Your objective: In the data below, find every line with the string "amazon" and pull it out.

Entries provided:

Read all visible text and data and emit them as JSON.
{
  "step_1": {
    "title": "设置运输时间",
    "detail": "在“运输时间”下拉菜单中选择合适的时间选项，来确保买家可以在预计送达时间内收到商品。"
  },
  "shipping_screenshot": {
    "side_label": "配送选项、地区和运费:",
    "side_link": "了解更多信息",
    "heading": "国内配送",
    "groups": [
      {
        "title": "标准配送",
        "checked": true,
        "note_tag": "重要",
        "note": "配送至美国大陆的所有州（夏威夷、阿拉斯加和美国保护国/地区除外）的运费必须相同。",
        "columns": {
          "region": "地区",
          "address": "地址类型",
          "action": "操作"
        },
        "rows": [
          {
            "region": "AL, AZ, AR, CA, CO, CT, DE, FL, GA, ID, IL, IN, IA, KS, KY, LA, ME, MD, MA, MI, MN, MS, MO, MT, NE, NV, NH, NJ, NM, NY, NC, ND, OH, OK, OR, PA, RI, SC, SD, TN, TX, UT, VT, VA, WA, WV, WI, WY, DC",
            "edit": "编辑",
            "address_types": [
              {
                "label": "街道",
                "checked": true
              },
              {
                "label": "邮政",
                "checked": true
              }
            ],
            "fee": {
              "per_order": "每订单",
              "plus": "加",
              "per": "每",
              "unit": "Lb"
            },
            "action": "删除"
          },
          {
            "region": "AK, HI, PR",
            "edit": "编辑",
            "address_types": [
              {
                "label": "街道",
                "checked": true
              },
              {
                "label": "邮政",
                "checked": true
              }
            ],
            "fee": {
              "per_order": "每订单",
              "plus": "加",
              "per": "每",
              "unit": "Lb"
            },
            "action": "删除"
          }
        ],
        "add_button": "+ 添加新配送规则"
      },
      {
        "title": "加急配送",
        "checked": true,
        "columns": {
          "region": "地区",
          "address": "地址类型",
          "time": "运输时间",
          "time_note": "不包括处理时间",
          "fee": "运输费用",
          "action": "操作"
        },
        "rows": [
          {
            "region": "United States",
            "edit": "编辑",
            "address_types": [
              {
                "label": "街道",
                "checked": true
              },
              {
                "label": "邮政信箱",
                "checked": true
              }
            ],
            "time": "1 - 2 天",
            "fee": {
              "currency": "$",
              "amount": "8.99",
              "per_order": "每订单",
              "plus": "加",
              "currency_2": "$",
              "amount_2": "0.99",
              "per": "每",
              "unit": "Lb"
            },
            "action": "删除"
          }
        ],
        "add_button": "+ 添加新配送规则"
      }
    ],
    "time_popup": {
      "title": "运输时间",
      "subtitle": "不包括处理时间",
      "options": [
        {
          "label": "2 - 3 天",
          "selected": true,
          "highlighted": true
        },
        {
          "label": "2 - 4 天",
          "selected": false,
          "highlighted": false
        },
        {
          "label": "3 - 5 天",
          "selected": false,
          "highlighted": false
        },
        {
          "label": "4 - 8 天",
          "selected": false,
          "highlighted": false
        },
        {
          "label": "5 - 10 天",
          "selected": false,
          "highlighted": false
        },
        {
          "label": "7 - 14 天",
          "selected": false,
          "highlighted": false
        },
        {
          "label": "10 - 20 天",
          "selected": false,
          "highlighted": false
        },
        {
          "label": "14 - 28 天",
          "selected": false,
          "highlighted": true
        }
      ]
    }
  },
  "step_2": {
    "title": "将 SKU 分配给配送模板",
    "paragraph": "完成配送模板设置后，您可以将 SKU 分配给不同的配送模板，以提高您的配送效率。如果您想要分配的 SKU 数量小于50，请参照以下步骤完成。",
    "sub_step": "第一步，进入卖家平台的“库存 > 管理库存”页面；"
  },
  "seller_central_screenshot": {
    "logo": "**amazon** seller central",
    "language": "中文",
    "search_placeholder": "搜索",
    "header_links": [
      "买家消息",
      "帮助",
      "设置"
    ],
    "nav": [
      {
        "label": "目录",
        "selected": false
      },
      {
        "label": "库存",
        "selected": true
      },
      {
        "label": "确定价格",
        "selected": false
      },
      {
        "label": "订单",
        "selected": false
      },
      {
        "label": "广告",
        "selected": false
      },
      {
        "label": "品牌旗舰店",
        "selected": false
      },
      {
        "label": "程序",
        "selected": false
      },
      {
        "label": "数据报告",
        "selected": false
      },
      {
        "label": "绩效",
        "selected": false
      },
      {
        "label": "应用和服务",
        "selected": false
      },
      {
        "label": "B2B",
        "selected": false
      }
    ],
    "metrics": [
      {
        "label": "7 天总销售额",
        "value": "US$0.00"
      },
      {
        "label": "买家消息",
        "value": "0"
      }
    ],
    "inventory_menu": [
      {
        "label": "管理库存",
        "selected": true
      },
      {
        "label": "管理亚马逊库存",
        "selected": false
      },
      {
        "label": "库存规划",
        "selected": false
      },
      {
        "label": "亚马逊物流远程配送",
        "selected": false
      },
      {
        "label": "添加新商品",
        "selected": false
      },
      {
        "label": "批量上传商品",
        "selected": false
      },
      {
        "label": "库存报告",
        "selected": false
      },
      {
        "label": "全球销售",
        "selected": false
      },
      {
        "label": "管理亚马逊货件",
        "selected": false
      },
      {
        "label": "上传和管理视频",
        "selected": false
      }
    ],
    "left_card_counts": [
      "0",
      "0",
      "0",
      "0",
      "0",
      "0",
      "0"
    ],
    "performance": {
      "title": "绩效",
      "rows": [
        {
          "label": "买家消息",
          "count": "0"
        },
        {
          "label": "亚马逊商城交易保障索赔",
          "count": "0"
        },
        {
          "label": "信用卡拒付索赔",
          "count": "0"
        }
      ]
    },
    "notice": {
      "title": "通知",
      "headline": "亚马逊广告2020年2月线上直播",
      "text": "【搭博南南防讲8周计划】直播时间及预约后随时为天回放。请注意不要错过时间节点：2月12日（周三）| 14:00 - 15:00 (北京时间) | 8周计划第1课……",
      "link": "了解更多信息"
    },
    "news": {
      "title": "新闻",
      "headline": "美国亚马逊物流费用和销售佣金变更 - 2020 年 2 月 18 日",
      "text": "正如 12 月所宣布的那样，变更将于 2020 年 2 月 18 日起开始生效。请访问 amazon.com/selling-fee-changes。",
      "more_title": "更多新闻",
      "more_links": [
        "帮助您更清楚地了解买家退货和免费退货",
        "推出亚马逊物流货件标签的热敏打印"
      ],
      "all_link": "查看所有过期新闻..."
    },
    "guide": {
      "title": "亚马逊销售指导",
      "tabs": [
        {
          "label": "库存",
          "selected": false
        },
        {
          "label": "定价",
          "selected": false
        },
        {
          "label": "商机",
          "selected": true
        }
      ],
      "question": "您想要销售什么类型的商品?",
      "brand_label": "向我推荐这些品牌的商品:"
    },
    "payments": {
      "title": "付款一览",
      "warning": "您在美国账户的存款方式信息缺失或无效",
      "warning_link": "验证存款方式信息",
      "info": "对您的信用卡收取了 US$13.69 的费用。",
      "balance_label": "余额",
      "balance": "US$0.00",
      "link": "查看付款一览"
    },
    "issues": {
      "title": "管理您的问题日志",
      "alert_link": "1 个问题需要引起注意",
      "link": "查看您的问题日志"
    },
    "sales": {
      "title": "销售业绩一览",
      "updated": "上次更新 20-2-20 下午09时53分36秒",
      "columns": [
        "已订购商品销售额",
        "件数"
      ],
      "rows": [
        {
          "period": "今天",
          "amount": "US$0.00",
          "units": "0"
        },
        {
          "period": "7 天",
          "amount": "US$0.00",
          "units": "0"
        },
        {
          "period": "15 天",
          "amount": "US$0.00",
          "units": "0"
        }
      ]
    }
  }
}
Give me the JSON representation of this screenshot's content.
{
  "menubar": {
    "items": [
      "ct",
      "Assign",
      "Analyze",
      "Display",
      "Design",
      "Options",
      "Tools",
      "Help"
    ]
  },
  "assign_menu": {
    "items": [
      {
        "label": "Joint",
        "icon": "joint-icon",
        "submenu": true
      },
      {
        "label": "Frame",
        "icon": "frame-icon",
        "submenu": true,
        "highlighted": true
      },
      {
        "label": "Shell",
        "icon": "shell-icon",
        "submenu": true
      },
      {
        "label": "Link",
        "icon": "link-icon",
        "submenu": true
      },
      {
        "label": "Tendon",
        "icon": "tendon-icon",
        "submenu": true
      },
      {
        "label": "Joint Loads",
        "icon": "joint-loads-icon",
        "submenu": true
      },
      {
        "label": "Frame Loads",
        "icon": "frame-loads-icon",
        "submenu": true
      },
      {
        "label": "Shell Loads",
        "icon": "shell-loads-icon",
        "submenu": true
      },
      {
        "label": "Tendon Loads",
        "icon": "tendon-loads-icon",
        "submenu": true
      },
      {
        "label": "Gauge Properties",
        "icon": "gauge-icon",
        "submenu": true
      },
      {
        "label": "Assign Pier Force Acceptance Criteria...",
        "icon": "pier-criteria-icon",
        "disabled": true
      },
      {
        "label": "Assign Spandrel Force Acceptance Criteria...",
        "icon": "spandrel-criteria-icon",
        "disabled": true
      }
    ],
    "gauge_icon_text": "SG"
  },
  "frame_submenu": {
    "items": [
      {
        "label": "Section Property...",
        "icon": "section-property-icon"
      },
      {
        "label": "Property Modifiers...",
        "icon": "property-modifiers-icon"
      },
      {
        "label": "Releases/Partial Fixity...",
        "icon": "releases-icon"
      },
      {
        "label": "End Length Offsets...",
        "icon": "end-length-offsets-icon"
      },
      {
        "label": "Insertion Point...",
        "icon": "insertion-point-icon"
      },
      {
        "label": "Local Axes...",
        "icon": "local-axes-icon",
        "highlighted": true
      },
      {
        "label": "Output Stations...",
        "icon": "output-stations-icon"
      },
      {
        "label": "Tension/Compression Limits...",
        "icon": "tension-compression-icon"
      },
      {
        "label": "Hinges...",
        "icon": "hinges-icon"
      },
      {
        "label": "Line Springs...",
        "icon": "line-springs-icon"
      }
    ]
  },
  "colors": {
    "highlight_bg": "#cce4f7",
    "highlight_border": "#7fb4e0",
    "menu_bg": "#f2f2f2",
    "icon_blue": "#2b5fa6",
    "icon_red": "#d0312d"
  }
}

Written solution:
    "logo": "**amazon** seller central",
      "text": "正如 12 月所宣布的那样，变更将于 2020 年 2 月 18 日起开始生效。请访问 amazon.com/selling-fee-changes。",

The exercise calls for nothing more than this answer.